What to do - Copy out exactly the lines from the line containing "Read this page and output its text content." to the end of the listing.

Saved data entries:
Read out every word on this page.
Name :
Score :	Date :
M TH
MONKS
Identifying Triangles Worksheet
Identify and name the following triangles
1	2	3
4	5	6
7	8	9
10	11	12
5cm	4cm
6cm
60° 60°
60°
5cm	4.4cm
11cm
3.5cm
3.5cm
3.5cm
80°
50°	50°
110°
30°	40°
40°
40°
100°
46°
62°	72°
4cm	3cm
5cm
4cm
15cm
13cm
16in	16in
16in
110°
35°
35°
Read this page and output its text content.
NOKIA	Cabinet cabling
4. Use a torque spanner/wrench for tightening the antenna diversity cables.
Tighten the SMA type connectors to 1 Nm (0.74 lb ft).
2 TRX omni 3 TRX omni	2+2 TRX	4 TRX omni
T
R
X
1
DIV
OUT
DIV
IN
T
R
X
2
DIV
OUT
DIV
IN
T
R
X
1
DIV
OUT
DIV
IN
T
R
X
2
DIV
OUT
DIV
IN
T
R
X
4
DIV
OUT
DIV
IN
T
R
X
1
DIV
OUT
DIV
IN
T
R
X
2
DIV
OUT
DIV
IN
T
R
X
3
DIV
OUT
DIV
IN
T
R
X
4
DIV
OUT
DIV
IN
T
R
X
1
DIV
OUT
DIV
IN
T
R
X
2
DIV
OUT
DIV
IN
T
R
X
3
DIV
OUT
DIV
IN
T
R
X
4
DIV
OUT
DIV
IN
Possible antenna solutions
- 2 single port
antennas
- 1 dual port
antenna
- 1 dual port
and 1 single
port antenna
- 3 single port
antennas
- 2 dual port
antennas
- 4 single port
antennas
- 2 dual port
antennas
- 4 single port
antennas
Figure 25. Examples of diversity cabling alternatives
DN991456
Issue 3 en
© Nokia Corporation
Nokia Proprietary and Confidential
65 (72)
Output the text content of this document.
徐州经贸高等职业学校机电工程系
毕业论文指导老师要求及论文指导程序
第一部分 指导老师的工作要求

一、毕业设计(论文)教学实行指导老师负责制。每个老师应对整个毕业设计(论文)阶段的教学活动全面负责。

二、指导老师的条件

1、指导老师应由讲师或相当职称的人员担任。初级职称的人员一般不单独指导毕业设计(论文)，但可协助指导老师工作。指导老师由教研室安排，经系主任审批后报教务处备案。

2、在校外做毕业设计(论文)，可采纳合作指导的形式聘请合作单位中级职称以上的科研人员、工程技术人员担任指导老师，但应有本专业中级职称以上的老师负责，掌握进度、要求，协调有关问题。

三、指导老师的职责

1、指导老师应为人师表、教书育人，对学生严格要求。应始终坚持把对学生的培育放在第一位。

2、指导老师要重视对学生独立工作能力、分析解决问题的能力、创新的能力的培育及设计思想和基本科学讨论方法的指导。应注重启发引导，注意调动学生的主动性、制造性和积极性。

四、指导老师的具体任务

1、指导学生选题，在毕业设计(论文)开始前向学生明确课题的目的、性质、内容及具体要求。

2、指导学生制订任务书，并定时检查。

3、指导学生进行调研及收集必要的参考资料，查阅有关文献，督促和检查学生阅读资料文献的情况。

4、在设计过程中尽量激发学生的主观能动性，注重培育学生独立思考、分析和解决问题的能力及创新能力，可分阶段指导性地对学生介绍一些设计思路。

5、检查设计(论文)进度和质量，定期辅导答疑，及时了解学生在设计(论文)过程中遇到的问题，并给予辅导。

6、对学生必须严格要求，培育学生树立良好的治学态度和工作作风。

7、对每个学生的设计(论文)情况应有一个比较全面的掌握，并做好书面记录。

Task answer -
Read this page and output its text content.
NOKIA	Cabinet cabling
4. Use a torque spanner/wrench for tightening the antenna diversity cables.
Tighten the SMA type connectors to 1 Nm (0.74 lb ft).
2 TRX omni 3 TRX omni	2+2 TRX	4 TRX omni
T
R
X
1
DIV
OUT
DIV
IN
T
R
X
2
DIV
OUT
DIV
IN
T
R
X
1
DIV
OUT
DIV
IN
T
R
X
2
DIV
OUT
DIV
IN
T
R
X
4
DIV
OUT
DIV
IN
T
R
X
1
DIV
OUT
DIV
IN
T
R
X
2
DIV
OUT
DIV
IN
T
R
X
3
DIV
OUT
DIV
IN
T
R
X
4
DIV
OUT
DIV
IN
T
R
X
1
DIV
OUT
DIV
IN
T
R
X
2
DIV
OUT
DIV
IN
T
R
X
3
DIV
OUT
DIV
IN
T
R
X
4
DIV
OUT
DIV
IN
Possible antenna solutions
- 2 single port
antennas
- 1 dual port
antenna
- 1 dual port
and 1 single
port antenna
- 3 single port
antennas
- 2 dual port
antennas
- 4 single port
antennas
- 2 dual port
antennas
- 4 single port
antennas
Figure 25. Examples of diversity cabling alternatives
DN991456
Issue 3 en
© Nokia Corporation
Nokia Proprietary and Confidential
65 (72)
Output the text content of this document.
徐州经贸高等职业学校机电工程系
毕业论文指导老师要求及论文指导程序
第一部分 指导老师的工作要求

一、毕业设计(论文)教学实行指导老师负责制。每个老师应对整个毕业设计(论文)阶段的教学活动全面负责。

二、指导老师的条件

1、指导老师应由讲师或相当职称的人员担任。初级职称的人员一般不单独指导毕业设计(论文)，但可协助指导老师工作。指导老师由教研室安排，经系主任审批后报教务处备案。

2、在校外做毕业设计(论文)，可采纳合作指导的形式聘请合作单位中级职称以上的科研人员、工程技术人员担任指导老师，但应有本专业中级职称以上的老师负责，掌握进度、要求，协调有关问题。

三、指导老师的职责

1、指导老师应为人师表、教书育人，对学生严格要求。应始终坚持把对学生的培育放在第一位。

2、指导老师要重视对学生独立工作能力、分析解决问题的能力、创新的能力的培育及设计思想和基本科学讨论方法的指导。应注重启发引导，注意调动学生的主动性、制造性和积极性。

四、指导老师的具体任务

1、指导学生选题，在毕业设计(论文)开始前向学生明确课题的目的、性质、内容及具体要求。

2、指导学生制订任务书，并定时检查。

3、指导学生进行调研及收集必要的参考资料，查阅有关文献，督促和检查学生阅读资料文献的情况。

4、在设计过程中尽量激发学生的主观能动性，注重培育学生独立思考、分析和解决问题的能力及创新能力，可分阶段指导性地对学生介绍一些设计思路。

5、检查设计(论文)进度和质量，定期辅导答疑，及时了解学生在设计(论文)过程中遇到的问题，并给予辅导。

6、对学生必须严格要求，培育学生树立良好的治学态度和工作作风。

7、对每个学生的设计(论文)情况应有一个比较全面的掌握，并做好书面记录。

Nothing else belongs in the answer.